%%
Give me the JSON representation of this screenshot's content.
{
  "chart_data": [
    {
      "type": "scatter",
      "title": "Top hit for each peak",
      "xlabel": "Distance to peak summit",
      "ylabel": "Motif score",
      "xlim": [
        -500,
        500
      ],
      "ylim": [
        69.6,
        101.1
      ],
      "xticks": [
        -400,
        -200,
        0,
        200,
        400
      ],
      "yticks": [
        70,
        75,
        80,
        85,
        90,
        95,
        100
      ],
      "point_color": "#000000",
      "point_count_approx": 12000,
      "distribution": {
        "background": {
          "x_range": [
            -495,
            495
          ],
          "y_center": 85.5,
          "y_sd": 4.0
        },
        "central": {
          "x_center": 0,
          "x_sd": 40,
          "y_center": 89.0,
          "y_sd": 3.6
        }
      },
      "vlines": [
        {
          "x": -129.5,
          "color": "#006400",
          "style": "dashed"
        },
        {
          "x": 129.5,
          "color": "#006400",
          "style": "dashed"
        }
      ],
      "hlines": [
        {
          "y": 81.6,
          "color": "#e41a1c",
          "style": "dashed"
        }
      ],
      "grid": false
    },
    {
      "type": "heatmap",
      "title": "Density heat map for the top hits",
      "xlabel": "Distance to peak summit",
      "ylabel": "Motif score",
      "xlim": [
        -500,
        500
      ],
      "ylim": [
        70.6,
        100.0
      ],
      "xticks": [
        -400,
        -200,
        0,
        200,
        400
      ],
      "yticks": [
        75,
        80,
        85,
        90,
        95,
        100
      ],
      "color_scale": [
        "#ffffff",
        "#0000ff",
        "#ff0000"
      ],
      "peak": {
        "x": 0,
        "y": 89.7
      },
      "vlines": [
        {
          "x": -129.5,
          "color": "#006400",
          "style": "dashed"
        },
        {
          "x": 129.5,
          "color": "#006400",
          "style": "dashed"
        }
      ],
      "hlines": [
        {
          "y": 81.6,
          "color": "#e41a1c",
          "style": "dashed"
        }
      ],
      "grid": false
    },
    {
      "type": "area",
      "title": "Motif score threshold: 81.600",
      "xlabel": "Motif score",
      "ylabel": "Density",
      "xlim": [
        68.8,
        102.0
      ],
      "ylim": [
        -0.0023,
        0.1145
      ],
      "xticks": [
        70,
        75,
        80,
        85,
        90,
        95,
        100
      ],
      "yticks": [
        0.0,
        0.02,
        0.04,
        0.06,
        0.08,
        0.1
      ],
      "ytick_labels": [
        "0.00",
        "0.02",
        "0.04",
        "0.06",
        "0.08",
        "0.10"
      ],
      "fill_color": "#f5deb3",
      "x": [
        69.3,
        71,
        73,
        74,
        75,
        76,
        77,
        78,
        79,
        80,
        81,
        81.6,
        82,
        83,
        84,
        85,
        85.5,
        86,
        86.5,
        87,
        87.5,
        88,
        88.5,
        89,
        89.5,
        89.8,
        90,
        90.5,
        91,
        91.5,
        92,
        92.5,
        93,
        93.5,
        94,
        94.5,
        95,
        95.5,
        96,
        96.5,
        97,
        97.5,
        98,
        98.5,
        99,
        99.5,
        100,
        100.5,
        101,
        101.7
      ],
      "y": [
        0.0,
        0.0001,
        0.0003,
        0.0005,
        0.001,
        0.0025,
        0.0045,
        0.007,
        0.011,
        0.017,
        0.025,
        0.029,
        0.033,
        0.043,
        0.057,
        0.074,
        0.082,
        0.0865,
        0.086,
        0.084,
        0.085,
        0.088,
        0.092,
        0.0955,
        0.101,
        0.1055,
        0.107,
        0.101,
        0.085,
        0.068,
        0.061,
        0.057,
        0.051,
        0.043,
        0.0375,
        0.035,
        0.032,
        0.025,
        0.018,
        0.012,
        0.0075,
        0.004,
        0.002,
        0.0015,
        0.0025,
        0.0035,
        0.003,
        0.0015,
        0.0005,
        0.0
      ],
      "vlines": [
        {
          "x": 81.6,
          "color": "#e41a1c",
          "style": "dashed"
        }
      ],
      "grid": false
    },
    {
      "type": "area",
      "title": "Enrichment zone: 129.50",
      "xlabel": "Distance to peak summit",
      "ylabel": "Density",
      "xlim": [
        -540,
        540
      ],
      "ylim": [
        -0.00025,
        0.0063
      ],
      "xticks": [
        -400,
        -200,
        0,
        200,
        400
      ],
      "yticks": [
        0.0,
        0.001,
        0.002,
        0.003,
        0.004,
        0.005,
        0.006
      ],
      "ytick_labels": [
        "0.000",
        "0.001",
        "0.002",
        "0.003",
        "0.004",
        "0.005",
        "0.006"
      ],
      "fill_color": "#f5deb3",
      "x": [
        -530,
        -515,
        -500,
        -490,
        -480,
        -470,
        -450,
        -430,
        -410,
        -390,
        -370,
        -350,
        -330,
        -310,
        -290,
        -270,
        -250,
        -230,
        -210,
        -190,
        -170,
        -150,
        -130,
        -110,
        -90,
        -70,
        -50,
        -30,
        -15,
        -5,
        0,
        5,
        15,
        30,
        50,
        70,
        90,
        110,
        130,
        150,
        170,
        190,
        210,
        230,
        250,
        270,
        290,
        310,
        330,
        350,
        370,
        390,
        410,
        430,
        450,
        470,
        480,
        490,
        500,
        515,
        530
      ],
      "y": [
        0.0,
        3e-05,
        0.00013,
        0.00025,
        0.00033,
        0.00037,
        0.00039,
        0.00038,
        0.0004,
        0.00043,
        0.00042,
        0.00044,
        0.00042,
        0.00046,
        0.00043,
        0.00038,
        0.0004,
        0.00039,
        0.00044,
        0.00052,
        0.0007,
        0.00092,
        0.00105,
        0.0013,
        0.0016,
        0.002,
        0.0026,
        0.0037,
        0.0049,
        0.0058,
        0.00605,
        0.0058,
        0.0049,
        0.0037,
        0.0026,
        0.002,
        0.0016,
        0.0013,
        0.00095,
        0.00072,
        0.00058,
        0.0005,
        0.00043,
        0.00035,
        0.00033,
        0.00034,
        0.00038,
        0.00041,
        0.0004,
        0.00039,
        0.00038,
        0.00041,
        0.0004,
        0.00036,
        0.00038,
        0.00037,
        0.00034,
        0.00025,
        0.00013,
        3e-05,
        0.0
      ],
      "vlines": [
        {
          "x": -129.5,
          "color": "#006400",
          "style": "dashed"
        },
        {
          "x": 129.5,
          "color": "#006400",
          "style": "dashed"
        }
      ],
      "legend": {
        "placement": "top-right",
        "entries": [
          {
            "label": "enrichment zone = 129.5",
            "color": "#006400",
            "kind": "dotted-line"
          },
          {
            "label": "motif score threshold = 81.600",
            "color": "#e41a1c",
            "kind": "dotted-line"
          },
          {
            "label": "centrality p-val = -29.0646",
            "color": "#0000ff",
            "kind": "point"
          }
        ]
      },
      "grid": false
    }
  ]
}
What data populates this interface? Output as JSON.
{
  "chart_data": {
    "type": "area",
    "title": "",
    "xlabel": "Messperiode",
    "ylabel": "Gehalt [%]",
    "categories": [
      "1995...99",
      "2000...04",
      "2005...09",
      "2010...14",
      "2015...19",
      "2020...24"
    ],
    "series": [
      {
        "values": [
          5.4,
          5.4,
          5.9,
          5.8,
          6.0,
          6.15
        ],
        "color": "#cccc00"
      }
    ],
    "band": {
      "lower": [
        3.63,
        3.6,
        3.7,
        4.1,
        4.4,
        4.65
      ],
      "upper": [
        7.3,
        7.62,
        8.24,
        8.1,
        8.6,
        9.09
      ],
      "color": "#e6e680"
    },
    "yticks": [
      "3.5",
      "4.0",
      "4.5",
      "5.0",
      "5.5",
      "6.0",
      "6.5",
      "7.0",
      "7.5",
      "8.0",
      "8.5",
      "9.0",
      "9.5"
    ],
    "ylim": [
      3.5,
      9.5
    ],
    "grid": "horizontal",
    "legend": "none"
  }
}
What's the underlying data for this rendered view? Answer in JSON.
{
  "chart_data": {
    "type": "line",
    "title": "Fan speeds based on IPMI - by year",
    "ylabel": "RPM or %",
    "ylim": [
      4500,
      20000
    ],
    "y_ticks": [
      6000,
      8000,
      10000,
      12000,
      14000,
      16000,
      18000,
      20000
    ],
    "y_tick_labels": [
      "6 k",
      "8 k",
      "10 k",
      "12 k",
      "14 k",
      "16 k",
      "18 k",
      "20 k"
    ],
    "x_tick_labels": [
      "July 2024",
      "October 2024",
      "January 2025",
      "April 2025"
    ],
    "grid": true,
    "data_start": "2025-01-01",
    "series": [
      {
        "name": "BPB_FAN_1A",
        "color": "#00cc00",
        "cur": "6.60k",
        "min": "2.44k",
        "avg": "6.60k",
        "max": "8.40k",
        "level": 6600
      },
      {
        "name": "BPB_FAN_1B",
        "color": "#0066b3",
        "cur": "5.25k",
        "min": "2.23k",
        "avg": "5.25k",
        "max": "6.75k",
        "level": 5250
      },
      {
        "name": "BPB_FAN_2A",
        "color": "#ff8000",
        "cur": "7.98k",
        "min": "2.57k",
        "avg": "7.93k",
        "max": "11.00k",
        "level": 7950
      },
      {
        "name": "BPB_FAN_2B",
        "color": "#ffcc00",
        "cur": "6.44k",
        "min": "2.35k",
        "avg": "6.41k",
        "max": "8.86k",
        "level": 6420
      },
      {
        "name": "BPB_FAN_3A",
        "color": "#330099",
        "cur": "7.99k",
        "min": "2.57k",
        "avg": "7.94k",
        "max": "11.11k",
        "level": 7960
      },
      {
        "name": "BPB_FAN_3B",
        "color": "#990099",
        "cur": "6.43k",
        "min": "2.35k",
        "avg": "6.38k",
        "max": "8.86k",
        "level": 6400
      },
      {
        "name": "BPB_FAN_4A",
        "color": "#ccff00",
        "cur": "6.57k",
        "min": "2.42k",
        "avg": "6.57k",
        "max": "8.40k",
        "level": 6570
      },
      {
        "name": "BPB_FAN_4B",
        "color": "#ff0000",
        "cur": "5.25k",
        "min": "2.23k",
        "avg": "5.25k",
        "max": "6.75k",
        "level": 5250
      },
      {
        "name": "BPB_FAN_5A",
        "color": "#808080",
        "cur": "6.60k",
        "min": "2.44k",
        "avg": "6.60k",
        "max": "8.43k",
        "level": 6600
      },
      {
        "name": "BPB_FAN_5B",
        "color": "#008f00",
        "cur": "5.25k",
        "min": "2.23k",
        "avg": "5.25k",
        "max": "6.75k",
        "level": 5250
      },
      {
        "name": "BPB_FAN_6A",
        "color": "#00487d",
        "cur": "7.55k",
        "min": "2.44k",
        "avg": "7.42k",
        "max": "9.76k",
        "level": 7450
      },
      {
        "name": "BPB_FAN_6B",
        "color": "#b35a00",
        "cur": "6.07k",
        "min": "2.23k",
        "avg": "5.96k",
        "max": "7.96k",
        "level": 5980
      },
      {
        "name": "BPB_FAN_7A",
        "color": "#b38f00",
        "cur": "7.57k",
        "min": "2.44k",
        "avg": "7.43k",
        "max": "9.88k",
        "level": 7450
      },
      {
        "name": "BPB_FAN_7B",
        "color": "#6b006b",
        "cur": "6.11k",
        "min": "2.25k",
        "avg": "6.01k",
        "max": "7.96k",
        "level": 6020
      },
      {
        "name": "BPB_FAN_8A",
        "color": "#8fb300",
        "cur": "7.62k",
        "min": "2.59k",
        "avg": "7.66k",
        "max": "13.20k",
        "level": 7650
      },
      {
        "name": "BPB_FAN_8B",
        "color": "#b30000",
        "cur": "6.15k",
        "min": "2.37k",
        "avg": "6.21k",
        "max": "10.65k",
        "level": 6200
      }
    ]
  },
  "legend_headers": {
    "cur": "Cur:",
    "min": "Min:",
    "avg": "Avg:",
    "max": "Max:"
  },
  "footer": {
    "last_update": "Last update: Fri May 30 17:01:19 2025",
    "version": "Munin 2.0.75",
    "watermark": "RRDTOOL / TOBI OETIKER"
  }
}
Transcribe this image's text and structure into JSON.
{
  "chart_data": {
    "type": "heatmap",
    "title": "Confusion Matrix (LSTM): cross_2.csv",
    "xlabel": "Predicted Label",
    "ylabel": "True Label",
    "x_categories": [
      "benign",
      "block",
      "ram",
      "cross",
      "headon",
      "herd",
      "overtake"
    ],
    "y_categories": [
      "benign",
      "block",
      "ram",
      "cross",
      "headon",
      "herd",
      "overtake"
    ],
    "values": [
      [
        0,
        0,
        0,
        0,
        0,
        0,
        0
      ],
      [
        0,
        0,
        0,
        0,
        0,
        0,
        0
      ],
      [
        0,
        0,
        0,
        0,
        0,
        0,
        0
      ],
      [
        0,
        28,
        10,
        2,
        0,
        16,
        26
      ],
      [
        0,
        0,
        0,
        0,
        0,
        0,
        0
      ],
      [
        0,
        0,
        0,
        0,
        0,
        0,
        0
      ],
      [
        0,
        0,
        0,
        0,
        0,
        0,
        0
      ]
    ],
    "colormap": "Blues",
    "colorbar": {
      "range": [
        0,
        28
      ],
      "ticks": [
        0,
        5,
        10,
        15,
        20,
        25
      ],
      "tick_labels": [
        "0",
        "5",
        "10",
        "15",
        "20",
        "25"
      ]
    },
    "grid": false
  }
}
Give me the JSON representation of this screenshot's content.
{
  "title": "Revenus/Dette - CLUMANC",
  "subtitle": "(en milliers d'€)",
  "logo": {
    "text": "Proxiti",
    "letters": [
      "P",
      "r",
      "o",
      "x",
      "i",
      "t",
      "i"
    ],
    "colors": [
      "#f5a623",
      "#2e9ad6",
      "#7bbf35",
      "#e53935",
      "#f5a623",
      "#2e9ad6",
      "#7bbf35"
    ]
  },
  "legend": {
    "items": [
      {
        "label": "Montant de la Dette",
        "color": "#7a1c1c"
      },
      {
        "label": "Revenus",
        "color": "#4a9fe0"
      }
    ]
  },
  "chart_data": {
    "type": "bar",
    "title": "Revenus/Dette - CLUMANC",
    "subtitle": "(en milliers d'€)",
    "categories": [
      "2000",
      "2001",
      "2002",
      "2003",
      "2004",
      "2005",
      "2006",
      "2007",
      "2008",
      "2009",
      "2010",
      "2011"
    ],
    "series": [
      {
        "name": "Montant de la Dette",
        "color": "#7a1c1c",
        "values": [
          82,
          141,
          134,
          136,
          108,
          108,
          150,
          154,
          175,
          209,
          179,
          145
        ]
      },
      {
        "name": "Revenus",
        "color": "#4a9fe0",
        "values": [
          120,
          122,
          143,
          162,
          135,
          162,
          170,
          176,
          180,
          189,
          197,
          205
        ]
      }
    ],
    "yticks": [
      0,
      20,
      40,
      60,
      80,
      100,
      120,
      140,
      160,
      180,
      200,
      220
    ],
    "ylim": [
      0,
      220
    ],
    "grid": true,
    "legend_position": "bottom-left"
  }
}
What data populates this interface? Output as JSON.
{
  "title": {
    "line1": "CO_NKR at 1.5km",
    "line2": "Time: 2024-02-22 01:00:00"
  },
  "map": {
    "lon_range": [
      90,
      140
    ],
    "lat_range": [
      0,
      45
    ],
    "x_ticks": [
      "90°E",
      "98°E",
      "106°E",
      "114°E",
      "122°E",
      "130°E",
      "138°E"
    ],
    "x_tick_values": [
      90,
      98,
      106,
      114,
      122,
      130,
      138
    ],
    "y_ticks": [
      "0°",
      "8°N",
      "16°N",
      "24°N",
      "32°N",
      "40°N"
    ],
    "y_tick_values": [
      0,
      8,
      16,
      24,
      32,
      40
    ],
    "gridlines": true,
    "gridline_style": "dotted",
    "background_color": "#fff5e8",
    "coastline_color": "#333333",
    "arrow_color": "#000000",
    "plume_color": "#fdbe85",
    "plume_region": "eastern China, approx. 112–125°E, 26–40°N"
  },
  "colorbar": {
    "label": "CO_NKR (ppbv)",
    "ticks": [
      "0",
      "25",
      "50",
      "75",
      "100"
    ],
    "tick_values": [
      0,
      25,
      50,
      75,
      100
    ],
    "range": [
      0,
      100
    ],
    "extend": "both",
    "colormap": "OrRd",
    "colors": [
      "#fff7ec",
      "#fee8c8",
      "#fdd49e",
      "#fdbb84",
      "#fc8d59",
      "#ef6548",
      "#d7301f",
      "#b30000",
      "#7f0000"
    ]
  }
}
%%
**What is asked**
Using the entries above, find all lines with "Dette". Copy them.

**Answer to this problem**
  "title": "Revenus/Dette - CLUMANC",
        "label": "Montant de la Dette",
    "title": "Revenus/Dette - CLUMANC",
        "name": "Montant de la Dette",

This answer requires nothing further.